--- Work instructions ---
Restate each of the lines given below, word for word.

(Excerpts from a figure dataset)

- - - - -

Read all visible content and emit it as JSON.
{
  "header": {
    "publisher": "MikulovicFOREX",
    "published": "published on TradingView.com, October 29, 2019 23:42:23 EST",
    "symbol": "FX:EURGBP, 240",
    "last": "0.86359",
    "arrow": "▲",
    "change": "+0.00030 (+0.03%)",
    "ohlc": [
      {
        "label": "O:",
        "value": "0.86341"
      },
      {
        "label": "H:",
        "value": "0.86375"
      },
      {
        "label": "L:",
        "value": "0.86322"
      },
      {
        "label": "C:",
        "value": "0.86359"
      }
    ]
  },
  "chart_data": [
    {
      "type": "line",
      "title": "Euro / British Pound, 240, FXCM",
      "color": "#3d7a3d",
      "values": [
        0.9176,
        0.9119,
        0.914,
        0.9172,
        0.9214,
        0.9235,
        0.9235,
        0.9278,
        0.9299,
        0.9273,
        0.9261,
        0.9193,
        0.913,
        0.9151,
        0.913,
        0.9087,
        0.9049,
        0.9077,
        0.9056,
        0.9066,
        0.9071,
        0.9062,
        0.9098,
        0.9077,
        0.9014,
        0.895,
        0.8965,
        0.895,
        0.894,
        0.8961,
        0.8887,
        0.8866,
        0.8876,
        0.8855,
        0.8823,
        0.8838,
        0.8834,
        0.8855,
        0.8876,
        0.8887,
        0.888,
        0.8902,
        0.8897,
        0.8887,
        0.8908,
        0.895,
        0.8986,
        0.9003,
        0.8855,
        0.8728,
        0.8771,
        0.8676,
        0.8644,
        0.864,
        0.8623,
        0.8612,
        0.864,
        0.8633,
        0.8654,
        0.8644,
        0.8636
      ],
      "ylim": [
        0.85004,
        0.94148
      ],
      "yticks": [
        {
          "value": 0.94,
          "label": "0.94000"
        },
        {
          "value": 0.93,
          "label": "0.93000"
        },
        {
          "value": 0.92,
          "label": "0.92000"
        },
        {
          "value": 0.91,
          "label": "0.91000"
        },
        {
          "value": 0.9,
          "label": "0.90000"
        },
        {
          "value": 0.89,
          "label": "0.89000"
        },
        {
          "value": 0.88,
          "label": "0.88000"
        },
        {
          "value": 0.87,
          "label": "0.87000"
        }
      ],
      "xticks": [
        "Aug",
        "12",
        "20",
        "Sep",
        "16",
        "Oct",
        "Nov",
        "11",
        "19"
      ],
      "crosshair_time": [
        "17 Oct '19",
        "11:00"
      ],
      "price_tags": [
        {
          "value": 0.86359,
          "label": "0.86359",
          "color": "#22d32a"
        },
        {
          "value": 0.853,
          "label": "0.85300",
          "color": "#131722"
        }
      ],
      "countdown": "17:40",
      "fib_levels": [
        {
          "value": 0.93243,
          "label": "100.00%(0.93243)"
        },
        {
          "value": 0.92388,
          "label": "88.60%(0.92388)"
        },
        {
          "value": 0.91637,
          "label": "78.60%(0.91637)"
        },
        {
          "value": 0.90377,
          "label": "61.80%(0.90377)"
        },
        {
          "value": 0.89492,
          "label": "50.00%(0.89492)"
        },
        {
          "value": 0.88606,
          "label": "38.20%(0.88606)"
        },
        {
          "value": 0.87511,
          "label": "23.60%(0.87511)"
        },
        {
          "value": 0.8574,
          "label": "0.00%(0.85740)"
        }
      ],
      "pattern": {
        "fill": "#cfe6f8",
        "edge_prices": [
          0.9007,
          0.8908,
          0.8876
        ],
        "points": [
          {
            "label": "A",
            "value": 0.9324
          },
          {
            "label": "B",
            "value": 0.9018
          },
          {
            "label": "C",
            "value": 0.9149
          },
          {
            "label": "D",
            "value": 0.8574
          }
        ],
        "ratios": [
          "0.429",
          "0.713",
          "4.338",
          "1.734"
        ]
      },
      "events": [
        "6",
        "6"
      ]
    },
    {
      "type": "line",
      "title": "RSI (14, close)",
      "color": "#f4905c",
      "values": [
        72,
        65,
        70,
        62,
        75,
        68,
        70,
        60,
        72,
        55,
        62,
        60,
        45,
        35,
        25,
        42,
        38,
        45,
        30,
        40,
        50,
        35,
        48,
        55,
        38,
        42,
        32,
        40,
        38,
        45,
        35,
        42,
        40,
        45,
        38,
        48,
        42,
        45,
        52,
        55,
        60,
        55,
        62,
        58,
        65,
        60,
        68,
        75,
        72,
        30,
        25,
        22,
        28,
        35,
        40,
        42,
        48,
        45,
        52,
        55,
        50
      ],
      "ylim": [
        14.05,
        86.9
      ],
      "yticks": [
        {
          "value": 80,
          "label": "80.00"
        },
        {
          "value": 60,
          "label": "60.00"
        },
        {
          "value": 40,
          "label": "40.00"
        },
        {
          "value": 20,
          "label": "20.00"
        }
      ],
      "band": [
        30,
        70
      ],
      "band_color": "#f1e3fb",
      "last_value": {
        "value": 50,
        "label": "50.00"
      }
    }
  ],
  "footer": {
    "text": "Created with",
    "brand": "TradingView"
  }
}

- - - - -

--- Result ---
Read all visible content and emit it as JSON.
{
  "header": {
    "publisher": "MikulovicFOREX",
    "published": "published on TradingView.com, October 29, 2019 23:42:23 EST",
    "symbol": "FX:EURGBP, 240",
    "last": "0.86359",
    "arrow": "▲",
    "change": "+0.00030 (+0.03%)",
    "ohlc": [
      {
        "label": "O:",
        "value": "0.86341"
      },
      {
        "label": "H:",
        "value": "0.86375"
      },
      {
        "label": "L:",
        "value": "0.86322"
      },
      {
        "label": "C:",
        "value": "0.86359"
      }
    ]
  },
  "chart_data": [
    {
      "type": "line",
      "title": "Euro / British Pound, 240, FXCM",
      "color": "#3d7a3d",
      "values": [
        0.9176,
        0.9119,
        0.914,
        0.9172,
        0.9214,
        0.9235,
        0.9235,
        0.9278,
        0.9299,
        0.9273,
        0.9261,
        0.9193,
        0.913,
        0.9151,
        0.913,
        0.9087,
        0.9049,
        0.9077,
        0.9056,
        0.9066,
        0.9071,
        0.9062,
        0.9098,
        0.9077,
        0.9014,
        0.895,
        0.8965,
        0.895,
        0.894,
        0.8961,
        0.8887,
        0.8866,
        0.8876,
        0.8855,
        0.8823,
        0.8838,
        0.8834,
        0.8855,
        0.8876,
        0.8887,
        0.888,
        0.8902,
        0.8897,
        0.8887,
        0.8908,
        0.895,
        0.8986,
        0.9003,
        0.8855,
        0.8728,
        0.8771,
        0.8676,
        0.8644,
        0.864,
        0.8623,
        0.8612,
        0.864,
        0.8633,
        0.8654,
        0.8644,
        0.8636
      ],
      "ylim": [
        0.85004,
        0.94148
      ],
      "yticks": [
        {
          "value": 0.94,
          "label": "0.94000"
        },
        {
          "value": 0.93,
          "label": "0.93000"
        },
        {
          "value": 0.92,
          "label": "0.92000"
        },
        {
          "value": 0.91,
          "label": "0.91000"
        },
        {
          "value": 0.9,
          "label": "0.90000"
        },
        {
          "value": 0.89,
          "label": "0.89000"
        },
        {
          "value": 0.88,
          "label": "0.88000"
        },
        {
          "value": 0.87,
          "label": "0.87000"
        }
      ],
      "xticks": [
        "Aug",
        "12",
        "20",
        "Sep",
        "16",
        "Oct",
        "Nov",
        "11",
        "19"
      ],
      "crosshair_time": [
        "17 Oct '19",
        "11:00"
      ],
      "price_tags": [
        {
          "value": 0.86359,
          "label": "0.86359",
          "color": "#22d32a"
        },
        {
          "value": 0.853,
          "label": "0.85300",
          "color": "#131722"
        }
      ],
      "countdown": "17:40",
      "fib_levels": [
        {
          "value": 0.93243,
          "label": "100.00%(0.93243)"
        },
        {
          "value": 0.92388,
          "label": "88.60%(0.92388)"
        },
        {
          "value": 0.91637,
          "label": "78.60%(0.91637)"
        },
        {
          "value": 0.90377,
          "label": "61.80%(0.90377)"
        },
        {
          "value": 0.89492,
          "label": "50.00%(0.89492)"
        },
        {
          "value": 0.88606,
          "label": "38.20%(0.88606)"
        },
        {
          "value": 0.87511,
          "label": "23.60%(0.87511)"
        },
        {
          "value": 0.8574,
          "label": "0.00%(0.85740)"
        }
      ],
      "pattern": {
        "fill": "#cfe6f8",
        "edge_prices": [
          0.9007,
          0.8908,
          0.8876
        ],
        "points": [
          {
            "label": "A",
            "value": 0.9324
          },
          {
            "label": "B",
            "value": 0.9018
          },
          {
            "label": "C",
            "value": 0.9149
          },
          {
            "label": "D",
            "value": 0.8574
          }
        ],
        "ratios": [
          "0.429",
          "0.713",
          "4.338",
          "1.734"
        ]
      },
      "events": [
        "6",
        "6"
      ]
    },
    {
      "type": "line",
      "title": "RSI (14, close)",
      "color": "#f4905c",
      "values": [
        72,
        65,
        70,
        62,
        75,
        68,
        70,
        60,
        72,
        55,
        62,
        60,
        45,
        35,
        25,
        42,
        38,
        45,
        30,
        40,
        50,
        35,
        48,
        55,
        38,
        42,
        32,
        40,
        38,
        45,
        35,
        42,
        40,
        45,
        38,
        48,
        42,
        45,
        52,
        55,
        60,
        55,
        62,
        58,
        65,
        60,
        68,
        75,
        72,
        30,
        25,
        22,
        28,
        35,
        40,
        42,
        48,
        45,
        52,
        55,
        50
      ],
      "ylim": [
        14.05,
        86.9
      ],
      "yticks": [
        {
          "value": 80,
          "label": "80.00"
        },
        {
          "value": 60,
          "label": "60.00"
        },
        {
          "value": 40,
          "label": "40.00"
        },
        {
          "value": 20,
          "label": "20.00"
        }
      ],
      "band": [
        30,
        70
      ],
      "band_color": "#f1e3fb",
      "last_value": {
        "value": 50,
        "label": "50.00"
      }
    }
  ],
  "footer": {
    "text": "Created with",
    "brand": "TradingView"
  }
}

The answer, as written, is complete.